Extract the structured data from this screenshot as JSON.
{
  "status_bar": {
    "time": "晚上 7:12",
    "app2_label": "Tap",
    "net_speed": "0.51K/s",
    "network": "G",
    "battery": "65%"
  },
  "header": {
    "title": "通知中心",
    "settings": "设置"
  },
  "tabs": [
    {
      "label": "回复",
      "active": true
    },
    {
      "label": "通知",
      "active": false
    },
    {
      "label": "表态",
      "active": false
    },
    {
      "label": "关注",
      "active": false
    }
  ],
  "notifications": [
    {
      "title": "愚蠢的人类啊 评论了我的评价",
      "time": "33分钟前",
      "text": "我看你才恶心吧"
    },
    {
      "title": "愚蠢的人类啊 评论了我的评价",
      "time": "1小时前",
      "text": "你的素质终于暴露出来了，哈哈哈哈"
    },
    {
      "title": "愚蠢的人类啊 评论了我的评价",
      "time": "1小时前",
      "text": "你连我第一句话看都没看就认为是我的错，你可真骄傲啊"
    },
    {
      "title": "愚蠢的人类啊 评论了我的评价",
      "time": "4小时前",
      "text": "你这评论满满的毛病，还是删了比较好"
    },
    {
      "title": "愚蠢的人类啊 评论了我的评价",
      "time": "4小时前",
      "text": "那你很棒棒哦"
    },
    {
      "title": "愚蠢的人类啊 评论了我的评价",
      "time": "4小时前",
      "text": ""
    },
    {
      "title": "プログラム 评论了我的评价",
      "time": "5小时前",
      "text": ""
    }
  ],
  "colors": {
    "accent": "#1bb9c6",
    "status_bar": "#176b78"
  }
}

The task: Quote each line of the data above exactly as written.

Finished answer:
Extract the structured data from this screenshot as JSON.
{
  "status_bar": {
    "time": "晚上 7:12",
    "app2_label": "Tap",
    "net_speed": "0.51K/s",
    "network": "G",
    "battery": "65%"
  },
  "header": {
    "title": "通知中心",
    "settings": "设置"
  },
  "tabs": [
    {
      "label": "回复",
      "active": true
    },
    {
      "label": "通知",
      "active": false
    },
    {
      "label": "表态",
      "active": false
    },
    {
      "label": "关注",
      "active": false
    }
  ],
  "notifications": [
    {
      "title": "愚蠢的人类啊 评论了我的评价",
      "time": "33分钟前",
      "text": "我看你才恶心吧"
    },
    {
      "title": "愚蠢的人类啊 评论了我的评价",
      "time": "1小时前",
      "text": "你的素质终于暴露出来了，哈哈哈哈"
    },
    {
      "title": "愚蠢的人类啊 评论了我的评价",
      "time": "1小时前",
      "text": "你连我第一句话看都没看就认为是我的错，你可真骄傲啊"
    },
    {
      "title": "愚蠢的人类啊 评论了我的评价",
      "time": "4小时前",
      "text": "你这评论满满的毛病，还是删了比较好"
    },
    {
      "title": "愚蠢的人类啊 评论了我的评价",
      "time": "4小时前",
      "text": "那你很棒棒哦"
    },
    {
      "title": "愚蠢的人类啊 评论了我的评价",
      "time": "4小时前",
      "text": ""
    },
    {
      "title": "プログラム 评论了我的评价",
      "time": "5小时前",
      "text": ""
    }
  ],
  "colors": {
    "accent": "#1bb9c6",
    "status_bar": "#176b78"
  }
}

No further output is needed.